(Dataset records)
══════
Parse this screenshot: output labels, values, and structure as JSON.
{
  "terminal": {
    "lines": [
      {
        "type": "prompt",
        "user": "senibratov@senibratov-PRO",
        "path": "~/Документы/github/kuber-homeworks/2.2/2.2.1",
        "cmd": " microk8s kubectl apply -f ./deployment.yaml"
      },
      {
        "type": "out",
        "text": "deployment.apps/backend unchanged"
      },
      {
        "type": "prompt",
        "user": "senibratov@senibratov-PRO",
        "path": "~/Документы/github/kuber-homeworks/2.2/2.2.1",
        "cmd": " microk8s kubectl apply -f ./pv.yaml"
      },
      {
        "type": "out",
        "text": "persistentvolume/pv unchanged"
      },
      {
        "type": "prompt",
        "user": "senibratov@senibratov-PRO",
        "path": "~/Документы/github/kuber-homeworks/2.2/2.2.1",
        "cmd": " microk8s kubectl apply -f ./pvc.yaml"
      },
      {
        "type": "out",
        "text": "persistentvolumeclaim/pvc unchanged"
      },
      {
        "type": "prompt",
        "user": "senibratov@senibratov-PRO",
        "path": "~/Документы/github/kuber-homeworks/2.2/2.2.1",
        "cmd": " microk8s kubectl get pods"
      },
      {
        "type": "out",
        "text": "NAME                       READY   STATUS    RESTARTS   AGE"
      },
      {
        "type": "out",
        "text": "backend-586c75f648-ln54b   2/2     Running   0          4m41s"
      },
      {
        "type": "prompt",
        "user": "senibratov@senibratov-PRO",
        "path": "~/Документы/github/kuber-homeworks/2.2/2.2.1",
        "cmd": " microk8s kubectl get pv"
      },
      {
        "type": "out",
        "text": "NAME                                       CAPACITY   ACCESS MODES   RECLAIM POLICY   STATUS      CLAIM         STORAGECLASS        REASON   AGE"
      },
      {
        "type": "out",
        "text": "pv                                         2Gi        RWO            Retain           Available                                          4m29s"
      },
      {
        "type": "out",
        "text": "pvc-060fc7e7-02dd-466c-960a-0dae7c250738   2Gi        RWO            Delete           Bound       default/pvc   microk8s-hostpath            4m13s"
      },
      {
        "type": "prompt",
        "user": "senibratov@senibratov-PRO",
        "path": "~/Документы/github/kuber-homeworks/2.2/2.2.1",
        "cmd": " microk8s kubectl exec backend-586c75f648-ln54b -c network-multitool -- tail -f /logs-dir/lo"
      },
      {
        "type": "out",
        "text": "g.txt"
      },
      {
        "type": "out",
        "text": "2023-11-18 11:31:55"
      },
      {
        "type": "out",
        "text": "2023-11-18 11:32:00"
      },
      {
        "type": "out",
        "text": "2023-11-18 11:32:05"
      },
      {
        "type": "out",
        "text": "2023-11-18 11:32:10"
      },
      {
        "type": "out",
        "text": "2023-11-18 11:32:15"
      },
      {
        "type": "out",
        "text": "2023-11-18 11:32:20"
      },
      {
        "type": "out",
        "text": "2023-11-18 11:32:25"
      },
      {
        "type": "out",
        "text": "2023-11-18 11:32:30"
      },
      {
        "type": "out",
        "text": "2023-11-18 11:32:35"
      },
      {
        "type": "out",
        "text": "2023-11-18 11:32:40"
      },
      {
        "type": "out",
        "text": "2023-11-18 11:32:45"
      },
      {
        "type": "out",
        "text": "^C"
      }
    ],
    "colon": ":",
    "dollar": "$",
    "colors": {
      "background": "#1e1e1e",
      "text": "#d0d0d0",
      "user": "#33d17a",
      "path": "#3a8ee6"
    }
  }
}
══════
JOB:
Your task is to repeat every line exactly.

OUTPUT FOR THIS EXERCISE:
Parse this screenshot: output labels, values, and structure as JSON.
{
  "terminal": {
    "lines": [
      {
        "type": "prompt",
        "user": "senibratov@senibratov-PRO",
        "path": "~/Документы/github/kuber-homeworks/2.2/2.2.1",
        "cmd": " microk8s kubectl apply -f ./deployment.yaml"
      },
      {
        "type": "out",
        "text": "deployment.apps/backend unchanged"
      },
      {
        "type": "prompt",
        "user": "senibratov@senibratov-PRO",
        "path": "~/Документы/github/kuber-homeworks/2.2/2.2.1",
        "cmd": " microk8s kubectl apply -f ./pv.yaml"
      },
      {
        "type": "out",
        "text": "persistentvolume/pv unchanged"
      },
      {
        "type": "prompt",
        "user": "senibratov@senibratov-PRO",
        "path": "~/Документы/github/kuber-homeworks/2.2/2.2.1",
        "cmd": " microk8s kubectl apply -f ./pvc.yaml"
      },
      {
        "type": "out",
        "text": "persistentvolumeclaim/pvc unchanged"
      },
      {
        "type": "prompt",
        "user": "senibratov@senibratov-PRO",
        "path": "~/Документы/github/kuber-homeworks/2.2/2.2.1",
        "cmd": " microk8s kubectl get pods"
      },
      {
        "type": "out",
        "text": "NAME                       READY   STATUS    RESTARTS   AGE"
      },
      {
        "type": "out",
        "text": "backend-586c75f648-ln54b   2/2     Running   0          4m41s"
      },
      {
        "type": "prompt",
        "user": "senibratov@senibratov-PRO",
        "path": "~/Документы/github/kuber-homeworks/2.2/2.2.1",
        "cmd": " microk8s kubectl get pv"
      },
      {
        "type": "out",
        "text": "NAME                                       CAPACITY   ACCESS MODES   RECLAIM POLICY   STATUS      CLAIM         STORAGECLASS        REASON   AGE"
      },
      {
        "type": "out",
        "text": "pv                                         2Gi        RWO            Retain           Available                                          4m29s"
      },
      {
        "type": "out",
        "text": "pvc-060fc7e7-02dd-466c-960a-0dae7c250738   2Gi        RWO            Delete           Bound       default/pvc   microk8s-hostpath            4m13s"
      },
      {
        "type": "prompt",
        "user": "senibratov@senibratov-PRO",
        "path": "~/Документы/github/kuber-homeworks/2.2/2.2.1",
        "cmd": " microk8s kubectl exec backend-586c75f648-ln54b -c network-multitool -- tail -f /logs-dir/lo"
      },
      {
        "type": "out",
        "text": "g.txt"
      },
      {
        "type": "out",
        "text": "2023-11-18 11:31:55"
      },
      {
        "type": "out",
        "text": "2023-11-18 11:32:00"
      },
      {
        "type": "out",
        "text": "2023-11-18 11:32:05"
      },
      {
        "type": "out",
        "text": "2023-11-18 11:32:10"
      },
      {
        "type": "out",
        "text": "2023-11-18 11:32:15"
      },
      {
        "type": "out",
        "text": "2023-11-18 11:32:20"
      },
      {
        "type": "out",
        "text": "2023-11-18 11:32:25"
      },
      {
        "type": "out",
        "text": "2023-11-18 11:32:30"
      },
      {
        "type": "out",
        "text": "2023-11-18 11:32:35"
      },
      {
        "type": "out",
        "text": "2023-11-18 11:32:40"
      },
      {
        "type": "out",
        "text": "2023-11-18 11:32:45"
      },
      {
        "type": "out",
        "text": "^C"
      }
    ],
    "colon": ":",
    "dollar": "$",
    "colors": {
      "background": "#1e1e1e",
      "text": "#d0d0d0",
      "user": "#33d17a",
      "path": "#3a8ee6"
    }
  }
}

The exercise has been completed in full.